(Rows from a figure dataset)
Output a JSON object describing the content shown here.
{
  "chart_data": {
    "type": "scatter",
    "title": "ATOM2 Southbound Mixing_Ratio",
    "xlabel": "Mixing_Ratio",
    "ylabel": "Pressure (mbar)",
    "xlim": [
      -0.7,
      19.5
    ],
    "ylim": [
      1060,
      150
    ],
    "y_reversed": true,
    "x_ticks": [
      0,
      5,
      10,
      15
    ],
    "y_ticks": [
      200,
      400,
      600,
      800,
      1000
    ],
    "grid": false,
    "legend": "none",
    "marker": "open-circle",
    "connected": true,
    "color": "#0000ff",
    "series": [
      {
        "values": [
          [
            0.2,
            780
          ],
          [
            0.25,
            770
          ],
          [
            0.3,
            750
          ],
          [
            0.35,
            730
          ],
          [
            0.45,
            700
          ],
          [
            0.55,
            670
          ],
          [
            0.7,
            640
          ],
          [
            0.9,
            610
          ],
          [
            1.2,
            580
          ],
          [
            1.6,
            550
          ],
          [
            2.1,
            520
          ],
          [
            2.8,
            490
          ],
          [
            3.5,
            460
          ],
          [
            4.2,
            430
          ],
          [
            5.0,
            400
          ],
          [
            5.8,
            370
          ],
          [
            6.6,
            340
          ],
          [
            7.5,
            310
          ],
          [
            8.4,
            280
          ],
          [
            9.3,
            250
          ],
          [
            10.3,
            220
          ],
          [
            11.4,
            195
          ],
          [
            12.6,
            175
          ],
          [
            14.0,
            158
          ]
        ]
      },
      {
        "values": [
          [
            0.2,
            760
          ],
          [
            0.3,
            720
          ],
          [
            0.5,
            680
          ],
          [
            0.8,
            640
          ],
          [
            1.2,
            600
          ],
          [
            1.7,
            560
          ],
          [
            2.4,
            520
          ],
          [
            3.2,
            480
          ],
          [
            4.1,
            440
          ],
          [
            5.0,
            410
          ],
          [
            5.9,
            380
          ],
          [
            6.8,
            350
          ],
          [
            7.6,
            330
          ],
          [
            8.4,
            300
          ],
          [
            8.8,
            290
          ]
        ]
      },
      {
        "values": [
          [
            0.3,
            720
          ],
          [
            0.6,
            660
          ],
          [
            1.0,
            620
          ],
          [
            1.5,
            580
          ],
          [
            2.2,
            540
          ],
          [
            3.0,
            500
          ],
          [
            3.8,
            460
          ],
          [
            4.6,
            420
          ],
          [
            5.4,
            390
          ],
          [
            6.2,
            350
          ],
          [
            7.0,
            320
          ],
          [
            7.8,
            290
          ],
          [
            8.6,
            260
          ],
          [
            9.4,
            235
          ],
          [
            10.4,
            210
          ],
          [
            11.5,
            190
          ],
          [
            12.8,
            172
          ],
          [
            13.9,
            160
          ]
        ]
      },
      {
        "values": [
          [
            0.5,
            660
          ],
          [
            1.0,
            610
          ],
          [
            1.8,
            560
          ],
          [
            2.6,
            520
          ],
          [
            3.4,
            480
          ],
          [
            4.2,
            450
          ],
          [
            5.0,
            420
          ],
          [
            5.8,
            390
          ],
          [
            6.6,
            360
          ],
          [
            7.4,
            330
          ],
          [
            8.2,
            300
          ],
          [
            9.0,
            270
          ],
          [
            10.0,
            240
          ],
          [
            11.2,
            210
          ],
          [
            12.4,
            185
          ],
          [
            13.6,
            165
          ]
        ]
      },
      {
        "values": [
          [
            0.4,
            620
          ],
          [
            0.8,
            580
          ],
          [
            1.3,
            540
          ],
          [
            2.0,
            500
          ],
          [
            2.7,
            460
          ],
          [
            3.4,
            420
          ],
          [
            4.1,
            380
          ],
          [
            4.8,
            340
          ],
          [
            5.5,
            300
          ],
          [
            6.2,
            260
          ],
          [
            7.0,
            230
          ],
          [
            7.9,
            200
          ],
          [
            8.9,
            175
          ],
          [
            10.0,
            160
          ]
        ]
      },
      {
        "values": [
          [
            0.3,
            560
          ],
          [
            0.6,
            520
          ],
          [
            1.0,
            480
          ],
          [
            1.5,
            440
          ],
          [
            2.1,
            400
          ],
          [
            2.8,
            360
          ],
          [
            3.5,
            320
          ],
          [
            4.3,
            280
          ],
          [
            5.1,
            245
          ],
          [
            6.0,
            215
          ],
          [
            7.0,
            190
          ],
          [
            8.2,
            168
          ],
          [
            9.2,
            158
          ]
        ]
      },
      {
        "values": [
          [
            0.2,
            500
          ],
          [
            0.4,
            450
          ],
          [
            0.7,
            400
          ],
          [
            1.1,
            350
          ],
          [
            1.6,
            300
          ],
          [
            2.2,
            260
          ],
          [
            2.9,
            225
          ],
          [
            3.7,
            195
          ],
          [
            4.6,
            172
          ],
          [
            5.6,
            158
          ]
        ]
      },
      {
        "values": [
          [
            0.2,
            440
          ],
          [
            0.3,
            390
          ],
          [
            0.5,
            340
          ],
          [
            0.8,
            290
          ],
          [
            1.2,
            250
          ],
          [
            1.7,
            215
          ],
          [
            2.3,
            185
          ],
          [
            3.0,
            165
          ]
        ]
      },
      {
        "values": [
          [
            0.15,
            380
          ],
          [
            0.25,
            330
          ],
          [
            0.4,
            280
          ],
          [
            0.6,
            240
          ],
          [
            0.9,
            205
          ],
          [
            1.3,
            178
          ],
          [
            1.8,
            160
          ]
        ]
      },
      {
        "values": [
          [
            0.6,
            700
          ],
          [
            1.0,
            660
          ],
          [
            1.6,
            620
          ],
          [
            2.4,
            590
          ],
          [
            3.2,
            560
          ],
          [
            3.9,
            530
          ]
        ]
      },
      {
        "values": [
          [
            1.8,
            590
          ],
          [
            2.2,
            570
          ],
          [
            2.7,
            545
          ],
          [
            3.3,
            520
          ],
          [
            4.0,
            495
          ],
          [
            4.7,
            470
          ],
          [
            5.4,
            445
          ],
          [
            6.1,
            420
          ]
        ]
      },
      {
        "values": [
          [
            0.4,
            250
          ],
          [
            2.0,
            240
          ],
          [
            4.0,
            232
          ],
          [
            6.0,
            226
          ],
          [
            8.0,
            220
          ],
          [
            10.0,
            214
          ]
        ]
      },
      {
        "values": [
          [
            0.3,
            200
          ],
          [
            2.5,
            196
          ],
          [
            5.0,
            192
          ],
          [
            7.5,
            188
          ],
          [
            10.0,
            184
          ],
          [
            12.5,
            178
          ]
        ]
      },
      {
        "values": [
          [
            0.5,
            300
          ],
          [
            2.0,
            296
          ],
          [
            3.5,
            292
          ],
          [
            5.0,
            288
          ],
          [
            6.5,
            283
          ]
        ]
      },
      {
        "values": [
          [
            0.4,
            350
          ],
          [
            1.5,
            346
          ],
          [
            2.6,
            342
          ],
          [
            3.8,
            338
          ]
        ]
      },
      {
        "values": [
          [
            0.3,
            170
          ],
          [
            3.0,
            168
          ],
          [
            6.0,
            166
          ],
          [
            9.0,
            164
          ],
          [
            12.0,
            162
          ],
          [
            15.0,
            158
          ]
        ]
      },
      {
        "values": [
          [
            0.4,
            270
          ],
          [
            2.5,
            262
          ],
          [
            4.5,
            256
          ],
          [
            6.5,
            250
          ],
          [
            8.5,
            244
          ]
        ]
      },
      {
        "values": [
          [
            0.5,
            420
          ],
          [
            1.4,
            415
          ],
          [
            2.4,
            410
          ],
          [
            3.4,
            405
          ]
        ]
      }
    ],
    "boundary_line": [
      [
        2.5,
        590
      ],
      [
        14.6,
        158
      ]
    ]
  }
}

*THE REQUEST*: From the listing above, extract all records word for word.

*THE SOLUTION*:
Output a JSON object describing the content shown here.
{
  "chart_data": {
    "type": "scatter",
    "title": "ATOM2 Southbound Mixing_Ratio",
    "xlabel": "Mixing_Ratio",
    "ylabel": "Pressure (mbar)",
    "xlim": [
      -0.7,
      19.5
    ],
    "ylim": [
      1060,
      150
    ],
    "y_reversed": true,
    "x_ticks": [
      0,
      5,
      10,
      15
    ],
    "y_ticks": [
      200,
      400,
      600,
      800,
      1000
    ],
    "grid": false,
    "legend": "none",
    "marker": "open-circle",
    "connected": true,
    "color": "#0000ff",
    "series": [
      {
        "values": [
          [
            0.2,
            780
          ],
          [
            0.25,
            770
          ],
          [
            0.3,
            750
          ],
          [
            0.35,
            730
          ],
          [
            0.45,
            700
          ],
          [
            0.55,
            670
          ],
          [
            0.7,
            640
          ],
          [
            0.9,
            610
          ],
          [
            1.2,
            580
          ],
          [
            1.6,
            550
          ],
          [
            2.1,
            520
          ],
          [
            2.8,
            490
          ],
          [
            3.5,
            460
          ],
          [
            4.2,
            430
          ],
          [
            5.0,
            400
          ],
          [
            5.8,
            370
          ],
          [
            6.6,
            340
          ],
          [
            7.5,
            310
          ],
          [
            8.4,
            280
          ],
          [
            9.3,
            250
          ],
          [
            10.3,
            220
          ],
          [
            11.4,
            195
          ],
          [
            12.6,
            175
          ],
          [
            14.0,
            158
          ]
        ]
      },
      {
        "values": [
          [
            0.2,
            760
          ],
          [
            0.3,
            720
          ],
          [
            0.5,
            680
          ],
          [
            0.8,
            640
          ],
          [
            1.2,
            600
          ],
          [
            1.7,
            560
          ],
          [
            2.4,
            520
          ],
          [
            3.2,
            480
          ],
          [
            4.1,
            440
          ],
          [
            5.0,
            410
          ],
          [
            5.9,
            380
          ],
          [
            6.8,
            350
          ],
          [
            7.6,
            330
          ],
          [
            8.4,
            300
          ],
          [
            8.8,
            290
          ]
        ]
      },
      {
        "values": [
          [
            0.3,
            720
          ],
          [
            0.6,
            660
          ],
          [
            1.0,
            620
          ],
          [
            1.5,
            580
          ],
          [
            2.2,
            540
          ],
          [
            3.0,
            500
          ],
          [
            3.8,
            460
          ],
          [
            4.6,
            420
          ],
          [
            5.4,
            390
          ],
          [
            6.2,
            350
          ],
          [
            7.0,
            320
          ],
          [
            7.8,
            290
          ],
          [
            8.6,
            260
          ],
          [
            9.4,
            235
          ],
          [
            10.4,
            210
          ],
          [
            11.5,
            190
          ],
          [
            12.8,
            172
          ],
          [
            13.9,
            160
          ]
        ]
      },
      {
        "values": [
          [
            0.5,
            660
          ],
          [
            1.0,
            610
          ],
          [
            1.8,
            560
          ],
          [
            2.6,
            520
          ],
          [
            3.4,
            480
          ],
          [
            4.2,
            450
          ],
          [
            5.0,
            420
          ],
          [
            5.8,
            390
          ],
          [
            6.6,
            360
          ],
          [
            7.4,
            330
          ],
          [
            8.2,
            300
          ],
          [
            9.0,
            270
          ],
          [
            10.0,
            240
          ],
          [
            11.2,
            210
          ],
          [
            12.4,
            185
          ],
          [
            13.6,
            165
          ]
        ]
      },
      {
        "values": [
          [
            0.4,
            620
          ],
          [
            0.8,
            580
          ],
          [
            1.3,
            540
          ],
          [
            2.0,
            500
          ],
          [
            2.7,
            460
          ],
          [
            3.4,
            420
          ],
          [
            4.1,
            380
          ],
          [
            4.8,
            340
          ],
          [
            5.5,
            300
          ],
          [
            6.2,
            260
          ],
          [
            7.0,
            230
          ],
          [
            7.9,
            200
          ],
          [
            8.9,
            175
          ],
          [
            10.0,
            160
          ]
        ]
      },
      {
        "values": [
          [
            0.3,
            560
          ],
          [
            0.6,
            520
          ],
          [
            1.0,
            480
          ],
          [
            1.5,
            440
          ],
          [
            2.1,
            400
          ],
          [
            2.8,
            360
          ],
          [
            3.5,
            320
          ],
          [
            4.3,
            280
          ],
          [
            5.1,
            245
          ],
          [
            6.0,
            215
          ],
          [
            7.0,
            190
          ],
          [
            8.2,
            168
          ],
          [
            9.2,
            158
          ]
        ]
      },
      {
        "values": [
          [
            0.2,
            500
          ],
          [
            0.4,
            450
          ],
          [
            0.7,
            400
          ],
          [
            1.1,
            350
          ],
          [
            1.6,
            300
          ],
          [
            2.2,
            260
          ],
          [
            2.9,
            225
          ],
          [
            3.7,
            195
          ],
          [
            4.6,
            172
          ],
          [
            5.6,
            158
          ]
        ]
      },
      {
        "values": [
          [
            0.2,
            440
          ],
          [
            0.3,
            390
          ],
          [
            0.5,
            340
          ],
          [
            0.8,
            290
          ],
          [
            1.2,
            250
          ],
          [
            1.7,
            215
          ],
          [
            2.3,
            185
          ],
          [
            3.0,
            165
          ]
        ]
      },
      {
        "values": [
          [
            0.15,
            380
          ],
          [
            0.25,
            330
          ],
          [
            0.4,
            280
          ],
          [
            0.6,
            240
          ],
          [
            0.9,
            205
          ],
          [
            1.3,
            178
          ],
          [
            1.8,
            160
          ]
        ]
      },
      {
        "values": [
          [
            0.6,
            700
          ],
          [
            1.0,
            660
          ],
          [
            1.6,
            620
          ],
          [
            2.4,
            590
          ],
          [
            3.2,
            560
          ],
          [
            3.9,
            530
          ]
        ]
      },
      {
        "values": [
          [
            1.8,
            590
          ],
          [
            2.2,
            570
          ],
          [
            2.7,
            545
          ],
          [
            3.3,
            520
          ],
          [
            4.0,
            495
          ],
          [
            4.7,
            470
          ],
          [
            5.4,
            445
          ],
          [
            6.1,
            420
          ]
        ]
      },
      {
        "values": [
          [
            0.4,
            250
          ],
          [
            2.0,
            240
          ],
          [
            4.0,
            232
          ],
          [
            6.0,
            226
          ],
          [
            8.0,
            220
          ],
          [
            10.0,
            214
          ]
        ]
      },
      {
        "values": [
          [
            0.3,
            200
          ],
          [
            2.5,
            196
          ],
          [
            5.0,
            192
          ],
          [
            7.5,
            188
          ],
          [
            10.0,
            184
          ],
          [
            12.5,
            178
          ]
        ]
      },
      {
        "values": [
          [
            0.5,
            300
          ],
          [
            2.0,
            296
          ],
          [
            3.5,
            292
          ],
          [
            5.0,
            288
          ],
          [
            6.5,
            283
          ]
        ]
      },
      {
        "values": [
          [
            0.4,
            350
          ],
          [
            1.5,
            346
          ],
          [
            2.6,
            342
          ],
          [
            3.8,
            338
          ]
        ]
      },
      {
        "values": [
          [
            0.3,
            170
          ],
          [
            3.0,
            168
          ],
          [
            6.0,
            166
          ],
          [
            9.0,
            164
          ],
          [
            12.0,
            162
          ],
          [
            15.0,
            158
          ]
        ]
      },
      {
        "values": [
          [
            0.4,
            270
          ],
          [
            2.5,
            262
          ],
          [
            4.5,
            256
          ],
          [
            6.5,
            250
          ],
          [
            8.5,
            244
          ]
        ]
      },
      {
        "values": [
          [
            0.5,
            420
          ],
          [
            1.4,
            415
          ],
          [
            2.4,
            410
          ],
          [
            3.4,
            405
          ]
        ]
      }
    ],
    "boundary_line": [
      [
        2.5,
        590
      ],
      [
        14.6,
        158
      ]
    ]
  }
}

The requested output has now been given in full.